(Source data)
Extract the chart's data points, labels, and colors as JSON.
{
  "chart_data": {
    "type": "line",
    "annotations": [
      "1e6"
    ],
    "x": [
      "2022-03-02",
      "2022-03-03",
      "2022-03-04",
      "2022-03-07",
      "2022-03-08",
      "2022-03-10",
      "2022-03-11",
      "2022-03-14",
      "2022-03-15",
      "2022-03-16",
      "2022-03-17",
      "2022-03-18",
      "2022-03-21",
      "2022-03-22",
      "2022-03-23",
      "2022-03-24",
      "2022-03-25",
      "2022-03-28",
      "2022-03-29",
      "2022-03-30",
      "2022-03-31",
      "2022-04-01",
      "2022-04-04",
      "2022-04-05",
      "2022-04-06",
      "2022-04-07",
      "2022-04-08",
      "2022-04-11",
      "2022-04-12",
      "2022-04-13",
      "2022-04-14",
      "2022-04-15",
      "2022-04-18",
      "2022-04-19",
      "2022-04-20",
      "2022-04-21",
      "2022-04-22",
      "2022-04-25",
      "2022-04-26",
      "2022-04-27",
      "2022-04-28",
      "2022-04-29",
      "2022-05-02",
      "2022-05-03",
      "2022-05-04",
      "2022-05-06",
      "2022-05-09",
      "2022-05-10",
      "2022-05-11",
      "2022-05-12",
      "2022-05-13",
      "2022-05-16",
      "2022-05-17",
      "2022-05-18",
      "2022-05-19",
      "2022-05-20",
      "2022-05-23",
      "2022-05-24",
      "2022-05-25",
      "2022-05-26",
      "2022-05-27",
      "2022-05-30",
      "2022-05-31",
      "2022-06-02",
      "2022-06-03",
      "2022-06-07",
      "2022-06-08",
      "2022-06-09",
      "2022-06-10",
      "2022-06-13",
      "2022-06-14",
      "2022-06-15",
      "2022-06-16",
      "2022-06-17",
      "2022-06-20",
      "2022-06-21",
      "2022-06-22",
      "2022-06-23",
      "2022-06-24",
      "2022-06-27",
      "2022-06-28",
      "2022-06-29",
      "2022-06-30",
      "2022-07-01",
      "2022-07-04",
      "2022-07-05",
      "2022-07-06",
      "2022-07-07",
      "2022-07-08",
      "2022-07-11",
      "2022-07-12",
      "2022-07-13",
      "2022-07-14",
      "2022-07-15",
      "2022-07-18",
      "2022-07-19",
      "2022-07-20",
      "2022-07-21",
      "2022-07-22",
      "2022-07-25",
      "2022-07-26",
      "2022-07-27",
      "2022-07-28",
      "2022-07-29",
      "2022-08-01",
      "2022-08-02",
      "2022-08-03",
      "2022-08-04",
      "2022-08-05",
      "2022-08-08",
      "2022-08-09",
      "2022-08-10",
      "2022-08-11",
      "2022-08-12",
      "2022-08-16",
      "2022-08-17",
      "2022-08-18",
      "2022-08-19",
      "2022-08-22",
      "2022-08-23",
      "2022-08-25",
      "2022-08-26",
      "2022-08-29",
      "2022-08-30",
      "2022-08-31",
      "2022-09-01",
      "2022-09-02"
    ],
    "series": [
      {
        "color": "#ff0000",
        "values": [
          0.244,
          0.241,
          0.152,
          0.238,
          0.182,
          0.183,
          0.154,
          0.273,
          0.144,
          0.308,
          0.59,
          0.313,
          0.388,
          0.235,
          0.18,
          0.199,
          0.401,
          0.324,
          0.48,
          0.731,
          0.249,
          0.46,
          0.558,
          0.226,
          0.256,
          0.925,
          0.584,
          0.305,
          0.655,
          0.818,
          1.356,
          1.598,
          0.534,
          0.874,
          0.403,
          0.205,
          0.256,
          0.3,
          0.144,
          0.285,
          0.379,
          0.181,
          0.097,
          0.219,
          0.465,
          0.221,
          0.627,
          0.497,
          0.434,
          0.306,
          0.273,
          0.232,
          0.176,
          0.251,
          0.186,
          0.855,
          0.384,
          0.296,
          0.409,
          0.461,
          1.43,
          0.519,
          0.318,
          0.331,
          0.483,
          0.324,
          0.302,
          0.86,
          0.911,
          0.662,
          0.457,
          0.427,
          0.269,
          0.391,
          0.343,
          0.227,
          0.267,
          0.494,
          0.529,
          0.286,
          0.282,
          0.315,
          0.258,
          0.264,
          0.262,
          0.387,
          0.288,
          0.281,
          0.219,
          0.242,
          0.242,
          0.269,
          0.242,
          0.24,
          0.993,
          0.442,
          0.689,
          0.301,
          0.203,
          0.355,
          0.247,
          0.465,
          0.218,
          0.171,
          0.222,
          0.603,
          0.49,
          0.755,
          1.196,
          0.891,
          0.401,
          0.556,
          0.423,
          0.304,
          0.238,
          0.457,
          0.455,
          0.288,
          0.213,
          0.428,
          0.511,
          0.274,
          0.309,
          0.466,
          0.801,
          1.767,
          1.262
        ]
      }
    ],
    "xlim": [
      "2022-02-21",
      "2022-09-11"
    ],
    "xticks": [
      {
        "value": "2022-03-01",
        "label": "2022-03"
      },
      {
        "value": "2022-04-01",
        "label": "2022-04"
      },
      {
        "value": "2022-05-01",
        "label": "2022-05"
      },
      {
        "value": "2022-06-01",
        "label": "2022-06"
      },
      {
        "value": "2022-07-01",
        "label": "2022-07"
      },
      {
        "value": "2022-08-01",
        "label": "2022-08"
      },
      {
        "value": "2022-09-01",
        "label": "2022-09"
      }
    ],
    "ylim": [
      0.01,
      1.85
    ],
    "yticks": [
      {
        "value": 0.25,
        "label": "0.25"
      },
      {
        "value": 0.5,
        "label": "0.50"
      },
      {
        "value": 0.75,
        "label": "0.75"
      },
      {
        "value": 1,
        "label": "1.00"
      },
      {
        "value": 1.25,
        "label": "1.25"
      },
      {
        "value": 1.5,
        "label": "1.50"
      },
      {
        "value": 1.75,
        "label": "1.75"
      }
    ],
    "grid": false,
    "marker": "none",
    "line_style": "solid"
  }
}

** Exercise directions **
Quote the listing in full, please, keeping every line exact.

** Exercise output **
Extract the chart's data points, labels, and colors as JSON.
{
  "chart_data": {
    "type": "line",
    "annotations": [
      "1e6"
    ],
    "x": [
      "2022-03-02",
      "2022-03-03",
      "2022-03-04",
      "2022-03-07",
      "2022-03-08",
      "2022-03-10",
      "2022-03-11",
      "2022-03-14",
      "2022-03-15",
      "2022-03-16",
      "2022-03-17",
      "2022-03-18",
      "2022-03-21",
      "2022-03-22",
      "2022-03-23",
      "2022-03-24",
      "2022-03-25",
      "2022-03-28",
      "2022-03-29",
      "2022-03-30",
      "2022-03-31",
      "2022-04-01",
      "2022-04-04",
      "2022-04-05",
      "2022-04-06",
      "2022-04-07",
      "2022-04-08",
      "2022-04-11",
      "2022-04-12",
      "2022-04-13",
      "2022-04-14",
      "2022-04-15",
      "2022-04-18",
      "2022-04-19",
      "2022-04-20",
      "2022-04-21",
      "2022-04-22",
      "2022-04-25",
      "2022-04-26",
      "2022-04-27",
      "2022-04-28",
      "2022-04-29",
      "2022-05-02",
      "2022-05-03",
      "2022-05-04",
      "2022-05-06",
      "2022-05-09",
      "2022-05-10",
      "2022-05-11",
      "2022-05-12",
      "2022-05-13",
      "2022-05-16",
      "2022-05-17",
      "2022-05-18",
      "2022-05-19",
      "2022-05-20",
      "2022-05-23",
      "2022-05-24",
      "2022-05-25",
      "2022-05-26",
      "2022-05-27",
      "2022-05-30",
      "2022-05-31",
      "2022-06-02",
      "2022-06-03",
      "2022-06-07",
      "2022-06-08",
      "2022-06-09",
      "2022-06-10",
      "2022-06-13",
      "2022-06-14",
      "2022-06-15",
      "2022-06-16",
      "2022-06-17",
      "2022-06-20",
      "2022-06-21",
      "2022-06-22",
      "2022-06-23",
      "2022-06-24",
      "2022-06-27",
      "2022-06-28",
      "2022-06-29",
      "2022-06-30",
      "2022-07-01",
      "2022-07-04",
      "2022-07-05",
      "2022-07-06",
      "2022-07-07",
      "2022-07-08",
      "2022-07-11",
      "2022-07-12",
      "2022-07-13",
      "2022-07-14",
      "2022-07-15",
      "2022-07-18",
      "2022-07-19",
      "2022-07-20",
      "2022-07-21",
      "2022-07-22",
      "2022-07-25",
      "2022-07-26",
      "2022-07-27",
      "2022-07-28",
      "2022-07-29",
      "2022-08-01",
      "2022-08-02",
      "2022-08-03",
      "2022-08-04",
      "2022-08-05",
      "2022-08-08",
      "2022-08-09",
      "2022-08-10",
      "2022-08-11",
      "2022-08-12",
      "2022-08-16",
      "2022-08-17",
      "2022-08-18",
      "2022-08-19",
      "2022-08-22",
      "2022-08-23",
      "2022-08-25",
      "2022-08-26",
      "2022-08-29",
      "2022-08-30",
      "2022-08-31",
      "2022-09-01",
      "2022-09-02"
    ],
    "series": [
      {
        "color": "#ff0000",
        "values": [
          0.244,
          0.241,
          0.152,
          0.238,
          0.182,
          0.183,
          0.154,
          0.273,
          0.144,
          0.308,
          0.59,
          0.313,
          0.388,
          0.235,
          0.18,
          0.199,
          0.401,
          0.324,
          0.48,
          0.731,
          0.249,
          0.46,
          0.558,
          0.226,
          0.256,
          0.925,
          0.584,
          0.305,
          0.655,
          0.818,
          1.356,
          1.598,
          0.534,
          0.874,
          0.403,
          0.205,
          0.256,
          0.3,
          0.144,
          0.285,
          0.379,
          0.181,
          0.097,
          0.219,
          0.465,
          0.221,
          0.627,
          0.497,
          0.434,
          0.306,
          0.273,
          0.232,
          0.176,
          0.251,
          0.186,
          0.855,
          0.384,
          0.296,
          0.409,
          0.461,
          1.43,
          0.519,
          0.318,
          0.331,
          0.483,
          0.324,
          0.302,
          0.86,
          0.911,
          0.662,
          0.457,
          0.427,
          0.269,
          0.391,
          0.343,
          0.227,
          0.267,
          0.494,
          0.529,
          0.286,
          0.282,
          0.315,
          0.258,
          0.264,
          0.262,
          0.387,
          0.288,
          0.281,
          0.219,
          0.242,
          0.242,
          0.269,
          0.242,
          0.24,
          0.993,
          0.442,
          0.689,
          0.301,
          0.203,
          0.355,
          0.247,
          0.465,
          0.218,
          0.171,
          0.222,
          0.603,
          0.49,
          0.755,
          1.196,
          0.891,
          0.401,
          0.556,
          0.423,
          0.304,
          0.238,
          0.457,
          0.455,
          0.288,
          0.213,
          0.428,
          0.511,
          0.274,
          0.309,
          0.466,
          0.801,
          1.767,
          1.262
        ]
      }
    ],
    "xlim": [
      "2022-02-21",
      "2022-09-11"
    ],
    "xticks": [
      {
        "value": "2022-03-01",
        "label": "2022-03"
      },
      {
        "value": "2022-04-01",
        "label": "2022-04"
      },
      {
        "value": "2022-05-01",
        "label": "2022-05"
      },
      {
        "value": "2022-06-01",
        "label": "2022-06"
      },
      {
        "value": "2022-07-01",
        "label": "2022-07"
      },
      {
        "value": "2022-08-01",
        "label": "2022-08"
      },
      {
        "value": "2022-09-01",
        "label": "2022-09"
      }
    ],
    "ylim": [
      0.01,
      1.85
    ],
    "yticks": [
      {
        "value": 0.25,
        "label": "0.25"
      },
      {
        "value": 0.5,
        "label": "0.50"
      },
      {
        "value": 0.75,
        "label": "0.75"
      },
      {
        "value": 1,
        "label": "1.00"
      },
      {
        "value": 1.25,
        "label": "1.25"
      },
      {
        "value": 1.5,
        "label": "1.50"
      },
      {
        "value": 1.75,
        "label": "1.75"
      }
    ],
    "grid": false,
    "marker": "none",
    "line_style": "solid"
  }
}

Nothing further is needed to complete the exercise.